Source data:

◆ ◆ ◆ ◆ ◆

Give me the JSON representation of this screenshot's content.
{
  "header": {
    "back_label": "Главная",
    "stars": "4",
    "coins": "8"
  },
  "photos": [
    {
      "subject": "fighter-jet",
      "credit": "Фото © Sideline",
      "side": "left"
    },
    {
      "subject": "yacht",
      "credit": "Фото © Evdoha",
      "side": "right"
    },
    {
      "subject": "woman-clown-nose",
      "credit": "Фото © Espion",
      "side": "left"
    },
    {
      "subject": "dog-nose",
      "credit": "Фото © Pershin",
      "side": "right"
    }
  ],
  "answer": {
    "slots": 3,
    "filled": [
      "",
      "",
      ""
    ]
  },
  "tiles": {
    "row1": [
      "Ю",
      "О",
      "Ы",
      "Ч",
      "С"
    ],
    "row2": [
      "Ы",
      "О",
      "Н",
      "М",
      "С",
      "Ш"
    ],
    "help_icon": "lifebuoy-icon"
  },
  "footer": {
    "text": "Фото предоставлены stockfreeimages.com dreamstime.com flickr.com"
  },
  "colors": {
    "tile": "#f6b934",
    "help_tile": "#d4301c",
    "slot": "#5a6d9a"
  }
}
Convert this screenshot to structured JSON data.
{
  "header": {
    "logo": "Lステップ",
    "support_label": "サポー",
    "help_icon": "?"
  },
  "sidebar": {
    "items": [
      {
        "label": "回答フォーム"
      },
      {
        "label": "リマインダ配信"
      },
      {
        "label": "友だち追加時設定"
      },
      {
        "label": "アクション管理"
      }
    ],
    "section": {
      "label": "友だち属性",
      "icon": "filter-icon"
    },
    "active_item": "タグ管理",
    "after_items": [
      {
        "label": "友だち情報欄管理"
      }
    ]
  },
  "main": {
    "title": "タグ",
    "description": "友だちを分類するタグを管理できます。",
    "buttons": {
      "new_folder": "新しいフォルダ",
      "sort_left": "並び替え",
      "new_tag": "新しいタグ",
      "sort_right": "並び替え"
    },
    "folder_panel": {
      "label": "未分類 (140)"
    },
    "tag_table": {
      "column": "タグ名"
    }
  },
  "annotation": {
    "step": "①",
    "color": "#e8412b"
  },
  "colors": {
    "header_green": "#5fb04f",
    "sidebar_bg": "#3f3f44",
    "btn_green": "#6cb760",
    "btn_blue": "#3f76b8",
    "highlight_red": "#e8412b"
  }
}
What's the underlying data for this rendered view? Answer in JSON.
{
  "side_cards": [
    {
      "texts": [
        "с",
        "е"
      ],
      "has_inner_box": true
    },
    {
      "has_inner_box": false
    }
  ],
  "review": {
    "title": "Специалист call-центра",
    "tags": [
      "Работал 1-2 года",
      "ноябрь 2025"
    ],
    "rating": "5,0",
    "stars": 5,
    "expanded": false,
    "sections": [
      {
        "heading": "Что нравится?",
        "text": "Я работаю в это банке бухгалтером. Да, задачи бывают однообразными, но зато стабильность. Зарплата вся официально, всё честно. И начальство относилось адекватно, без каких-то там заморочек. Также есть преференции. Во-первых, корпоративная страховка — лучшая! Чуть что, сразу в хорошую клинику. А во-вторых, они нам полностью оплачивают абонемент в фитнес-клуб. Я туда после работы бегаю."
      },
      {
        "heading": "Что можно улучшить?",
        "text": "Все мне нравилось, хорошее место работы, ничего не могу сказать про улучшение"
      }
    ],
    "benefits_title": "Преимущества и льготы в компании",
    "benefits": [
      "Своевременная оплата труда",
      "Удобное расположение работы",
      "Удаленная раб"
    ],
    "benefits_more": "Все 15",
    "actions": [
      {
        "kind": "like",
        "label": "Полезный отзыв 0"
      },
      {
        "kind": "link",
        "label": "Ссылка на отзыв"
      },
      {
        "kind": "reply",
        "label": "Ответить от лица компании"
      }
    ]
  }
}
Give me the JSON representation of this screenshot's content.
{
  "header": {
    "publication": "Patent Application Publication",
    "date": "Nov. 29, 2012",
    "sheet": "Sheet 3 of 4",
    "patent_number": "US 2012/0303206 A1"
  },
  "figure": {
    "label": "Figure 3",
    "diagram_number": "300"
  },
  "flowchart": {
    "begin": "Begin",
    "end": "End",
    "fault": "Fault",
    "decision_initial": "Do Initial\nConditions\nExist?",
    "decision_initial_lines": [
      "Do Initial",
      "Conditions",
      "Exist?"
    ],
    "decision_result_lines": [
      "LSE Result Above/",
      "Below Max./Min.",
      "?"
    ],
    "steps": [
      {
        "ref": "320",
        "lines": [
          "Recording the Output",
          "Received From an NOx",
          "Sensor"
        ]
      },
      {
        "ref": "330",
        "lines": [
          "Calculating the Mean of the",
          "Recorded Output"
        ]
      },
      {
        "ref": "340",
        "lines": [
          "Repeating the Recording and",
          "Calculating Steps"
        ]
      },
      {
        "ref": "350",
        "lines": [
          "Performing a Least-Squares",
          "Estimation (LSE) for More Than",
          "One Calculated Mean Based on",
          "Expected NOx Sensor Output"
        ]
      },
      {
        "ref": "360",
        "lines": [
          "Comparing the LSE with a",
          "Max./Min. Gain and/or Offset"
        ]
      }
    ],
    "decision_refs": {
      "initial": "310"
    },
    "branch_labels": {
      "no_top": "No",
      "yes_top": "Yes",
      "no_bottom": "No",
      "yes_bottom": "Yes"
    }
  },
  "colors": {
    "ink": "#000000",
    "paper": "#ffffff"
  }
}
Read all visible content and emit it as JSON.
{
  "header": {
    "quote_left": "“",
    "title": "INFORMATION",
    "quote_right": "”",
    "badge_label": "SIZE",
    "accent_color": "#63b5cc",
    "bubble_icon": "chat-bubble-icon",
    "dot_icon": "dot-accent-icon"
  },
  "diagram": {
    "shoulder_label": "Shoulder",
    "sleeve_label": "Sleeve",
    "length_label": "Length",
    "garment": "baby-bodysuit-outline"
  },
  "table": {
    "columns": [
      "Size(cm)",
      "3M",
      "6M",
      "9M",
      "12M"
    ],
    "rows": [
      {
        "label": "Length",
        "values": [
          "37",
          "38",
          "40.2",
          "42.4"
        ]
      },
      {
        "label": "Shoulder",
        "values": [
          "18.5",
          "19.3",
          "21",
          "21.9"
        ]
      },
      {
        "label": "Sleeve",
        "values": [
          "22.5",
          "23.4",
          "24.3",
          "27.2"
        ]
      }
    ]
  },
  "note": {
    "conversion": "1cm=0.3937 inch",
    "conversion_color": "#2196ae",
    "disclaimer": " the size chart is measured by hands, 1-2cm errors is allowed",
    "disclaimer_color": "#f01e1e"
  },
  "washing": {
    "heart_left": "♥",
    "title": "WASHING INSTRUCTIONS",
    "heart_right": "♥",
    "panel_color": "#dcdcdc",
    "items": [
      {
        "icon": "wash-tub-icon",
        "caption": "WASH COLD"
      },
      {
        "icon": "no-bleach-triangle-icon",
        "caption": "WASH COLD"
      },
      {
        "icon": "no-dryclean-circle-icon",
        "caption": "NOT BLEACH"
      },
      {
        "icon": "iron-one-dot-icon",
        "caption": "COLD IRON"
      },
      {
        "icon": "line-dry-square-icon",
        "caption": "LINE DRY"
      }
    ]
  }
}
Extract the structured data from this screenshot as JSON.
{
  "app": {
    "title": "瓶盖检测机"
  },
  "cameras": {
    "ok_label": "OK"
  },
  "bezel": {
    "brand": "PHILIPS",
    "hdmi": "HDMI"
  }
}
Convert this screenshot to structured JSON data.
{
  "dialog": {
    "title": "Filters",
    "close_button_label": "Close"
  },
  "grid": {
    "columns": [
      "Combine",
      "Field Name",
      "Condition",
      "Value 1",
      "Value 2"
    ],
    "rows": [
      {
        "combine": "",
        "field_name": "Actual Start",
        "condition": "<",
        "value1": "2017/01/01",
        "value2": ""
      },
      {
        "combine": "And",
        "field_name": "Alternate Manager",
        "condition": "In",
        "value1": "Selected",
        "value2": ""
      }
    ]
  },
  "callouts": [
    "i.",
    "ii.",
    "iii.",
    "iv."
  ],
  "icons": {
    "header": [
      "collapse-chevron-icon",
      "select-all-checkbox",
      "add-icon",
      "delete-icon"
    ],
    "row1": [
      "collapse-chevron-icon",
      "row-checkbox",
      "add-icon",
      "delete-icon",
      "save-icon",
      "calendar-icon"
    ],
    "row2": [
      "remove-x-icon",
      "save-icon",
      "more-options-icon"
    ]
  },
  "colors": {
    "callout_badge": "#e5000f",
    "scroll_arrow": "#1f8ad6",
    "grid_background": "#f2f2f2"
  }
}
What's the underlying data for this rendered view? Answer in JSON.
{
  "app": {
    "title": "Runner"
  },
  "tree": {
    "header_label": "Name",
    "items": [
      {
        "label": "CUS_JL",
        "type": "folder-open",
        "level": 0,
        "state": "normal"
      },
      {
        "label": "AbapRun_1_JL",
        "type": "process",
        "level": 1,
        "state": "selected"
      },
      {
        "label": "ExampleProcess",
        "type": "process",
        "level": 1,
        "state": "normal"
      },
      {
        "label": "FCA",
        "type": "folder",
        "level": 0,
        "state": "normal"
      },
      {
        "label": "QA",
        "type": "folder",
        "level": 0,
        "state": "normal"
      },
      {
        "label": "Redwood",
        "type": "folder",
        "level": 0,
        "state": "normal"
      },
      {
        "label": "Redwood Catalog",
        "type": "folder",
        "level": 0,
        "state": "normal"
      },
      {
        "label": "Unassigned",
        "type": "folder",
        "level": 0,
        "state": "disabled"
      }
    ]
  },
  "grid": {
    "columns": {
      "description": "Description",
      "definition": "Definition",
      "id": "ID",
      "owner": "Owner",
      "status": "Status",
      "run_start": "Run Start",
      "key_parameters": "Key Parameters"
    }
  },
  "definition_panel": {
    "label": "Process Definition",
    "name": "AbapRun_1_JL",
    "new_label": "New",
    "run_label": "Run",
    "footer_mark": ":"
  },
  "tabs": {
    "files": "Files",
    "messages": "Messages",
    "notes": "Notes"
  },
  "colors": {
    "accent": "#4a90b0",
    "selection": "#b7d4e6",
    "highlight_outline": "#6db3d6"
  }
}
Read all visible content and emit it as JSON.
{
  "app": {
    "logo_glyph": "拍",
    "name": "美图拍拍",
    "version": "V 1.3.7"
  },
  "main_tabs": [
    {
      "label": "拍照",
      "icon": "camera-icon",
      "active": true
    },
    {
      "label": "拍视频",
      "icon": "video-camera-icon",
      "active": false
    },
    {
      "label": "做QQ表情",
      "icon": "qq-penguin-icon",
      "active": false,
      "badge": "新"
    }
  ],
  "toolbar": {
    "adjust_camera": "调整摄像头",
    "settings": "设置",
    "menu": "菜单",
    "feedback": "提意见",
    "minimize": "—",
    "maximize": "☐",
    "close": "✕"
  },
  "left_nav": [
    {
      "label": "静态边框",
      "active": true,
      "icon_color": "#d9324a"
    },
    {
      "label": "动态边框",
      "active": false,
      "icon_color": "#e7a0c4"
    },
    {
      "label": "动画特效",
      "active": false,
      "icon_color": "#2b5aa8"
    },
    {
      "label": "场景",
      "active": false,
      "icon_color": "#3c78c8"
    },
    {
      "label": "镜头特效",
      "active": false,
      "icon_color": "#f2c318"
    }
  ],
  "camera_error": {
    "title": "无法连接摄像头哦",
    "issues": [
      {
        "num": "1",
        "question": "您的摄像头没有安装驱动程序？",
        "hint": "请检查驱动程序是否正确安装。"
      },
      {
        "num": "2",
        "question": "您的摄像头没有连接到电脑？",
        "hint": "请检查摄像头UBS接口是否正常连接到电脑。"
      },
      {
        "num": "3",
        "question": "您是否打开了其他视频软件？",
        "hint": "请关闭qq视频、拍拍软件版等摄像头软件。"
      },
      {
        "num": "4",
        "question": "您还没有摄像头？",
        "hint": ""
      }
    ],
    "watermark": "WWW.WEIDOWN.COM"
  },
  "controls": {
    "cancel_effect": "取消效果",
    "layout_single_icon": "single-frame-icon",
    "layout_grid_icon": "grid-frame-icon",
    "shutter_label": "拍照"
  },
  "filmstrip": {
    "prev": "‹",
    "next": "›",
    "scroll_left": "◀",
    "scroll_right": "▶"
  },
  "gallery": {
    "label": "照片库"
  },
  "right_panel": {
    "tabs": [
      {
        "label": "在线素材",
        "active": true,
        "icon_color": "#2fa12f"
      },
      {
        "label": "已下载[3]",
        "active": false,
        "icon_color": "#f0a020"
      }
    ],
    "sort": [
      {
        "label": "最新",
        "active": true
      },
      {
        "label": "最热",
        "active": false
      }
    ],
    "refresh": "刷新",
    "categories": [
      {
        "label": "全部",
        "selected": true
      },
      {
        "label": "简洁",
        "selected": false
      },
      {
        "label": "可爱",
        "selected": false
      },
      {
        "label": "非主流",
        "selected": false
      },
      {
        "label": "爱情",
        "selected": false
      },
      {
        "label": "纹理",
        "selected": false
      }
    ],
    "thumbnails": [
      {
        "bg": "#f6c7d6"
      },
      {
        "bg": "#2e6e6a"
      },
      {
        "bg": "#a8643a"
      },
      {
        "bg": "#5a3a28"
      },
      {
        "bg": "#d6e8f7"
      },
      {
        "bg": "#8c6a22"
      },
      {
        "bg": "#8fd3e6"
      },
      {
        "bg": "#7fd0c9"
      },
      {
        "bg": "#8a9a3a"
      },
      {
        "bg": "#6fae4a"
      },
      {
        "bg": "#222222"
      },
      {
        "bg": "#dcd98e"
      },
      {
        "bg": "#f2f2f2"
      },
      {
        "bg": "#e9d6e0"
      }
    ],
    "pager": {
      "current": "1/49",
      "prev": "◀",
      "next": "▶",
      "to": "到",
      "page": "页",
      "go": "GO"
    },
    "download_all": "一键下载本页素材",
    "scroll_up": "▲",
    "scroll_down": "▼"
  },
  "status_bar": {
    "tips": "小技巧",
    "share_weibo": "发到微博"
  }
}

◆ ◆ ◆ ◆ ◆

EXERCISE PROMPT: Within the listing above, find every line containing the string "Mean" and return it.

EXERCISE ANSWER:
          "Calculating the Mean of the",
          "One Calculated Mean Based on",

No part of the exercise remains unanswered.